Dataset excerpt
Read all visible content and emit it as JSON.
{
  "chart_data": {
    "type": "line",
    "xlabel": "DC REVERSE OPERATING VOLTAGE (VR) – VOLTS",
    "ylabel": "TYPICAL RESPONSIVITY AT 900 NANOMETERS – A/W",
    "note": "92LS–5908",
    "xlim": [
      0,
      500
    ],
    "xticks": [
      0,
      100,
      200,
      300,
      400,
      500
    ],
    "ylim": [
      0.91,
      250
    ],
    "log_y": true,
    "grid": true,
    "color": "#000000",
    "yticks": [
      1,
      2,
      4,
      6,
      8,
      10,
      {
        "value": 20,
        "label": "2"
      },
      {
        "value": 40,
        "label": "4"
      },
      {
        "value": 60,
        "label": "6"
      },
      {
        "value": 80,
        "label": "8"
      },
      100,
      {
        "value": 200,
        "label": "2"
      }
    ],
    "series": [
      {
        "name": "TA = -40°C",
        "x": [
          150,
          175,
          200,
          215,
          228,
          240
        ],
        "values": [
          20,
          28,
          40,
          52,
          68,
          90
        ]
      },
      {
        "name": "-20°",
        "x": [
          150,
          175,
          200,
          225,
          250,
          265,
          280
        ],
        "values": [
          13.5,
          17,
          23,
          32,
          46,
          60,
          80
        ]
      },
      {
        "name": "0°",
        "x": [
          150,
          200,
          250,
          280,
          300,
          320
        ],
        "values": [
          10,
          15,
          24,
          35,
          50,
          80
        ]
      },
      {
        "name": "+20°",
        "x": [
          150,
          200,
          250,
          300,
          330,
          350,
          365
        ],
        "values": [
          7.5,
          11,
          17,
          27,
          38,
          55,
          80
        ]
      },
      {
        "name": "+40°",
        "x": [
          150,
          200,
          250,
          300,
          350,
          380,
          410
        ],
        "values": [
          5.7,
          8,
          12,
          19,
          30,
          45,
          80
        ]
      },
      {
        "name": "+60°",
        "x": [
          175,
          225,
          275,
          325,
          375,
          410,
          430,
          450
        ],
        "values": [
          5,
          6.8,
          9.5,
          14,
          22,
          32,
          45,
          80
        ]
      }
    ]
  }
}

● **WHAT NEEDS TO BE DONE**
Copy out every line in the entries above that holds "name".

● **RESPONSE TO THIS TASK**
        "name": "TA = -40°C",
        "name": "-20°",
        "name": "0°",
        "name": "+20°",
        "name": "+40°",
        "name": "+60°",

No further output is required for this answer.